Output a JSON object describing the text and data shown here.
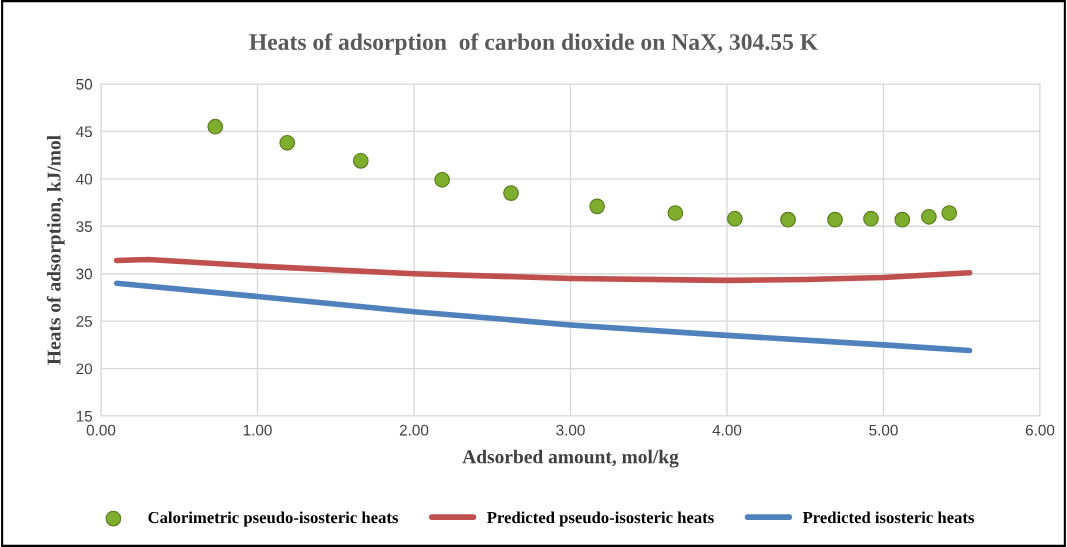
{
  "chart_data": {
    "type": "line",
    "title": "Heats of adsorption  of carbon dioxide on NaX, 304.55 K",
    "xlabel": "Adsorbed amount, mol/kg",
    "ylabel": "Heats of adsorption, kJ/mol",
    "xlim": [
      0,
      6
    ],
    "xticks": [
      {
        "value": 0,
        "label": "0.00"
      },
      {
        "value": 1,
        "label": "1.00"
      },
      {
        "value": 2,
        "label": "2.00"
      },
      {
        "value": 3,
        "label": "3.00"
      },
      {
        "value": 4,
        "label": "4.00"
      },
      {
        "value": 5,
        "label": "5.00"
      },
      {
        "value": 6,
        "label": "6.00"
      }
    ],
    "ylim": [
      15,
      50
    ],
    "yticks": [
      15,
      20,
      25,
      30,
      35,
      40,
      45,
      50
    ],
    "grid": true,
    "legend": "bottom",
    "series": [
      {
        "name": "Calorimetric pseudo-isosteric heats",
        "type": "scatter",
        "marker": "circle",
        "color": "#7fad2e",
        "x": [
          0.73,
          1.19,
          1.66,
          2.18,
          2.62,
          3.17,
          3.67,
          4.05,
          4.39,
          4.69,
          4.92,
          5.12,
          5.29,
          5.42
        ],
        "values": [
          45.5,
          43.8,
          41.9,
          39.9,
          38.5,
          37.1,
          36.4,
          35.8,
          35.7,
          35.7,
          35.8,
          35.7,
          36.0,
          36.4
        ]
      },
      {
        "name": "Predicted pseudo-isosteric heats",
        "color": "#c0504d",
        "x": [
          0.1,
          0.3,
          1.0,
          2.0,
          3.0,
          4.0,
          4.5,
          5.0,
          5.55
        ],
        "values": [
          31.4,
          31.5,
          30.8,
          30.0,
          29.5,
          29.3,
          29.4,
          29.6,
          30.1
        ]
      },
      {
        "name": "Predicted isosteric heats",
        "color": "#4f81bd",
        "x": [
          0.1,
          1.0,
          2.0,
          3.0,
          4.0,
          5.0,
          5.55
        ],
        "values": [
          29.0,
          27.6,
          26.0,
          24.6,
          23.5,
          22.5,
          21.9
        ]
      }
    ]
  }
}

____________________

### AIM OF THE EXERCISE
Copy the data exactly. Any picture it contains is to be omitted.

### REPLY
Output a JSON object describing the text and data shown here.
{
  "chart_data": {
    "type": "line",
    "title": "Heats of adsorption  of carbon dioxide on NaX, 304.55 K",
    "xlabel": "Adsorbed amount, mol/kg",
    "ylabel": "Heats of adsorption, kJ/mol",
    "xlim": [
      0,
      6
    ],
    "xticks": [
      {
        "value": 0,
        "label": "0.00"
      },
      {
        "value": 1,
        "label": "1.00"
      },
      {
        "value": 2,
        "label": "2.00"
      },
      {
        "value": 3,
        "label": "3.00"
      },
      {
        "value": 4,
        "label": "4.00"
      },
      {
        "value": 5,
        "label": "5.00"
      },
      {
        "value": 6,
        "label": "6.00"
      }
    ],
    "ylim": [
      15,
      50
    ],
    "yticks": [
      15,
      20,
      25,
      30,
      35,
      40,
      45,
      50
    ],
    "grid": true,
    "legend": "bottom",
    "series": [
      {
        "name": "Calorimetric pseudo-isosteric heats",
        "type": "scatter",
        "marker": "circle",
        "color": "#7fad2e",
        "x": [
          0.73,
          1.19,
          1.66,
          2.18,
          2.62,
          3.17,
          3.67,
          4.05,
          4.39,
          4.69,
          4.92,
          5.12,
          5.29,
          5.42
        ],
        "values": [
          45.5,
          43.8,
          41.9,
          39.9,
          38.5,
          37.1,
          36.4,
          35.8,
          35.7,
          35.7,
          35.8,
          35.7,
          36.0,
          36.4
        ]
      },
      {
        "name": "Predicted pseudo-isosteric heats",
        "color": "#c0504d",
        "x": [
          0.1,
          0.3,
          1.0,
          2.0,
          3.0,
          4.0,
          4.5,
          5.0,
          5.55
        ],
        "values": [
          31.4,
          31.5,
          30.8,
          30.0,
          29.5,
          29.3,
          29.4,
          29.6,
          30.1
        ]
      },
      {
        "name": "Predicted isosteric heats",
        "color": "#4f81bd",
        "x": [
          0.1,
          1.0,
          2.0,
          3.0,
          4.0,
          5.0,
          5.55
        ],
        "values": [
          29.0,
          27.6,
          26.0,
          24.6,
          23.5,
          22.5,
          21.9
        ]
      }
    ]
  }
}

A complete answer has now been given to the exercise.